Dataset rows
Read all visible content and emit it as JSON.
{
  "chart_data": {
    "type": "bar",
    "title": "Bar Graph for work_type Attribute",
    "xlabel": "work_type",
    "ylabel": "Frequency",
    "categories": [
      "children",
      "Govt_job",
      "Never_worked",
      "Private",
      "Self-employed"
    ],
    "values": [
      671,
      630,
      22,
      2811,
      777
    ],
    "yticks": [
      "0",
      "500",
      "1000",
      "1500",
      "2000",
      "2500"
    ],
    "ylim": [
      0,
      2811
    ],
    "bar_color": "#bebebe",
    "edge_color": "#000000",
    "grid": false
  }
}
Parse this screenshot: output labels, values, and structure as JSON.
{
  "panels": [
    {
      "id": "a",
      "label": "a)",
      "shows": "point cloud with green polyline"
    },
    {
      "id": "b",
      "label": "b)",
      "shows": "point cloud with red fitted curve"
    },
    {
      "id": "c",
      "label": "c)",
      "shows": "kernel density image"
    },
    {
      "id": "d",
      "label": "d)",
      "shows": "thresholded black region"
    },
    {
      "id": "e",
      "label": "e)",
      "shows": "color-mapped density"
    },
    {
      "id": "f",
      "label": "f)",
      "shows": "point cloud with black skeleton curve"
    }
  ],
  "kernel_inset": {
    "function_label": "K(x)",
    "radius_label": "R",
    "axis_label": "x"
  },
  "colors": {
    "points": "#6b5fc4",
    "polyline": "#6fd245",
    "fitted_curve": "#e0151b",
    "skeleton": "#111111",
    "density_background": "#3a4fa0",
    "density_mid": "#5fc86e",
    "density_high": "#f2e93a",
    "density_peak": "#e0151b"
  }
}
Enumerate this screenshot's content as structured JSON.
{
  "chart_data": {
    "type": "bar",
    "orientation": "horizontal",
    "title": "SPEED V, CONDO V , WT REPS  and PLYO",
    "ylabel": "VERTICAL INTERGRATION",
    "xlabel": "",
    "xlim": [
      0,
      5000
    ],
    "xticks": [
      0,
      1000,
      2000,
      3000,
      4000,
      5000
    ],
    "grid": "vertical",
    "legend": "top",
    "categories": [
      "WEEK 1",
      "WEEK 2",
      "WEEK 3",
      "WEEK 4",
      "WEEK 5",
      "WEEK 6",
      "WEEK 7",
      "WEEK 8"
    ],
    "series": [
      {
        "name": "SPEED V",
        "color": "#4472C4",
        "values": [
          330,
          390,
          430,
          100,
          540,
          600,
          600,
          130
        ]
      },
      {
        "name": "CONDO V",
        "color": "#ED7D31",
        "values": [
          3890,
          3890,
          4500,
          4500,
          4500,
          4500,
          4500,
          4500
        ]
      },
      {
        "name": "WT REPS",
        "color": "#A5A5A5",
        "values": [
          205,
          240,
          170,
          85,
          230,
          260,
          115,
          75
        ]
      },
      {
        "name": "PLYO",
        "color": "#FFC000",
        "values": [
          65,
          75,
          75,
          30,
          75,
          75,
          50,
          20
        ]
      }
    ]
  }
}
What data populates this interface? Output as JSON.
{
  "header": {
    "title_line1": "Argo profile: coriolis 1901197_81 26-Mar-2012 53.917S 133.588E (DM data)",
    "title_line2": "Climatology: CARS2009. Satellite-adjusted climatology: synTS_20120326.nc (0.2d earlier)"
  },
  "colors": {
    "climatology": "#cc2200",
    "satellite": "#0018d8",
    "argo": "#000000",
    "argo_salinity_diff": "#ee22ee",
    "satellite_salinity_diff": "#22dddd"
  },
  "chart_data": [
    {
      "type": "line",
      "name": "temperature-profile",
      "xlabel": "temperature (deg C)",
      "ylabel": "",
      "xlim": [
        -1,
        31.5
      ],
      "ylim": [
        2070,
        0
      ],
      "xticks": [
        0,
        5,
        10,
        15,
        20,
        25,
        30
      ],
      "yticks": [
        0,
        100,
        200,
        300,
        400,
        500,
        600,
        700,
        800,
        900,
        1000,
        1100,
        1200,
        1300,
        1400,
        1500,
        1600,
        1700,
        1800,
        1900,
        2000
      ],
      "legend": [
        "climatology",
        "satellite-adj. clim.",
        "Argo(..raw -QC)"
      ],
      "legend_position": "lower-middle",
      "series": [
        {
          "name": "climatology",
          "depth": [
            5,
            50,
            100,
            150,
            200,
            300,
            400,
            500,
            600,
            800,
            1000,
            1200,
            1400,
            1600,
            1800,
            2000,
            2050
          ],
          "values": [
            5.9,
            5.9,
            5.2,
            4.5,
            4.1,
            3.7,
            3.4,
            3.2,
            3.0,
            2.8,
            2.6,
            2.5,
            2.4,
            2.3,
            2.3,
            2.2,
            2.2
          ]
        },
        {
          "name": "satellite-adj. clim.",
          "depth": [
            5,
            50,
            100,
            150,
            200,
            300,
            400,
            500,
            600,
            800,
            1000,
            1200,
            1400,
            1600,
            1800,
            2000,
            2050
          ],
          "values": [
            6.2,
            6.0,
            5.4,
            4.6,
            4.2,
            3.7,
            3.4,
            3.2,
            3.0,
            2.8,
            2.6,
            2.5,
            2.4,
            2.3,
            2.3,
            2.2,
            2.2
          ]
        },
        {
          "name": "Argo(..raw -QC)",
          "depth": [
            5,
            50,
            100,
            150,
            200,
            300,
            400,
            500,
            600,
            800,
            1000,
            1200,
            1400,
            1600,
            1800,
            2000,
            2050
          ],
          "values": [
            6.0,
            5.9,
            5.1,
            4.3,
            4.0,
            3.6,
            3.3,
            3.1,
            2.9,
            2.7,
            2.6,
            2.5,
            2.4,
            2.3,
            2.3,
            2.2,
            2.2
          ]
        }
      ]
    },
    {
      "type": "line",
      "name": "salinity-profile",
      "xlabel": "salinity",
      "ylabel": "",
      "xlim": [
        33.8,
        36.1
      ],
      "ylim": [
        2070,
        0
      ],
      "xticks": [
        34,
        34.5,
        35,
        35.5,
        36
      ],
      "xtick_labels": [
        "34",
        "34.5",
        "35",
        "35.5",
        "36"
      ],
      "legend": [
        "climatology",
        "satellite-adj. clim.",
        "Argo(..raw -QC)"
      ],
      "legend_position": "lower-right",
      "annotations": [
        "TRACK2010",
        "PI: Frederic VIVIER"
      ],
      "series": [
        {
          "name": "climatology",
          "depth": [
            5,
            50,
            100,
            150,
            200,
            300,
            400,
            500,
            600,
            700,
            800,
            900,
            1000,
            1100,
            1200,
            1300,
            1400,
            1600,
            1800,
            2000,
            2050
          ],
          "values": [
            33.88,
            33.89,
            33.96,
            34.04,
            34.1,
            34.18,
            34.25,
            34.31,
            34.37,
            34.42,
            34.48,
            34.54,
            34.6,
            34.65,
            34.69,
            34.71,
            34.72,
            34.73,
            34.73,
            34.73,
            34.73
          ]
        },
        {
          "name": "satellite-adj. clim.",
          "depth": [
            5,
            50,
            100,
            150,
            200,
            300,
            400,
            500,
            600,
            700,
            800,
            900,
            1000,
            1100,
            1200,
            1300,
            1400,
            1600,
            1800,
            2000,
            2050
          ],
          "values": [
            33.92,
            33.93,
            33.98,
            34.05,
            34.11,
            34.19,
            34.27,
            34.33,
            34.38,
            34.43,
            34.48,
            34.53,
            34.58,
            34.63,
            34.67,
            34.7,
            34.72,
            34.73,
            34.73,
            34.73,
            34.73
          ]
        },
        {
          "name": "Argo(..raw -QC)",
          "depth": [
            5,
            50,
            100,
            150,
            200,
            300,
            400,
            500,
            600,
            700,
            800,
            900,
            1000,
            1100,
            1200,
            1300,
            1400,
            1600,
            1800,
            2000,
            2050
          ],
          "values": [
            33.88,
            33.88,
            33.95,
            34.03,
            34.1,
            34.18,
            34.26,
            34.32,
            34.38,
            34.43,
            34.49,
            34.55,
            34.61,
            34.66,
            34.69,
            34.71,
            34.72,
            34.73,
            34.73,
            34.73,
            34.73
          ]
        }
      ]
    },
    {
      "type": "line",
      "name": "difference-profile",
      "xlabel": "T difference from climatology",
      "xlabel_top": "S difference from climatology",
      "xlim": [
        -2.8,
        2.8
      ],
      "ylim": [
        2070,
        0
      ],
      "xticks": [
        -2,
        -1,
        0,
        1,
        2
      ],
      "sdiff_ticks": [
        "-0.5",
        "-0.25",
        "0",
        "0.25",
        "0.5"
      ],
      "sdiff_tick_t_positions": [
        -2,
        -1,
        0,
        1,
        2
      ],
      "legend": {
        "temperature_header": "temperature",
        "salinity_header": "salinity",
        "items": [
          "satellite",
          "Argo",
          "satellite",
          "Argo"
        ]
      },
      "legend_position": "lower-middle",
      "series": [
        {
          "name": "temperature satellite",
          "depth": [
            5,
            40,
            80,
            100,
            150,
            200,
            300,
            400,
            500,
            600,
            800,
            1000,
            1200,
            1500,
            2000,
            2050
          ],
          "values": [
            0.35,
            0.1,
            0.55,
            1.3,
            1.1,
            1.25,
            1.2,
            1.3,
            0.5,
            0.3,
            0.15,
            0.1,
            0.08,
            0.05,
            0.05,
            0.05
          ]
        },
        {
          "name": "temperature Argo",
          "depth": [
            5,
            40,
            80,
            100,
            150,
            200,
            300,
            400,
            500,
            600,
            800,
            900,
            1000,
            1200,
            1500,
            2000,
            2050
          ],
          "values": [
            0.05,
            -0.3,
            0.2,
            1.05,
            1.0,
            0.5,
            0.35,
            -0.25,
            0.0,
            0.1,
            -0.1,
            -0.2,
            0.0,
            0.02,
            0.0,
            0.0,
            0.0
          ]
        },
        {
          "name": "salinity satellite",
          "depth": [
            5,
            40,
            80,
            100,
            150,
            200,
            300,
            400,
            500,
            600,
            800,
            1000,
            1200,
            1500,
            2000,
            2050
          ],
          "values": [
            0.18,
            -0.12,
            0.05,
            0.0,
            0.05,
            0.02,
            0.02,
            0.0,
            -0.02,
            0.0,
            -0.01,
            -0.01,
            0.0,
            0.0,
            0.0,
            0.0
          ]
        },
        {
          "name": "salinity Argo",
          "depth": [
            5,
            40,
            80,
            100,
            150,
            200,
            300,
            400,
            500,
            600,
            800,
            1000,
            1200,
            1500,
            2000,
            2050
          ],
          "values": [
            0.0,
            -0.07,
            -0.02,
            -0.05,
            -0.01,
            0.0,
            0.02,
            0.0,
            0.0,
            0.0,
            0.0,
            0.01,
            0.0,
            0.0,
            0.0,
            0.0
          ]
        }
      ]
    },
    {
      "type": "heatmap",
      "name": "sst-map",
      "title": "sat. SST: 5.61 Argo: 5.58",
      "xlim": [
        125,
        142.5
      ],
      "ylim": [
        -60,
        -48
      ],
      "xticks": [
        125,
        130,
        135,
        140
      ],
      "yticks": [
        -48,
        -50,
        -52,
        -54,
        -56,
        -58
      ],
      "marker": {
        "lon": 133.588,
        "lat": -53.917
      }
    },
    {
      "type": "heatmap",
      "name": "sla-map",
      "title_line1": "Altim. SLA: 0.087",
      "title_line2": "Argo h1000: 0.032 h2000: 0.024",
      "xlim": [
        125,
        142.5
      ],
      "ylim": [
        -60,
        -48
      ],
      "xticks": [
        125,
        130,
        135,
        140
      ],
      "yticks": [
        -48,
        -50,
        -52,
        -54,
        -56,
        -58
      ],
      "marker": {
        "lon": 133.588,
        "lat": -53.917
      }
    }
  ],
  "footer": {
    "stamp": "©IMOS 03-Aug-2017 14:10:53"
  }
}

* What is needed:
Extract every line containing the string "SPEED" from the material.

* Response below:
    "title": "SPEED V, CONDO V , WT REPS  and PLYO",
        "name": "SPEED V",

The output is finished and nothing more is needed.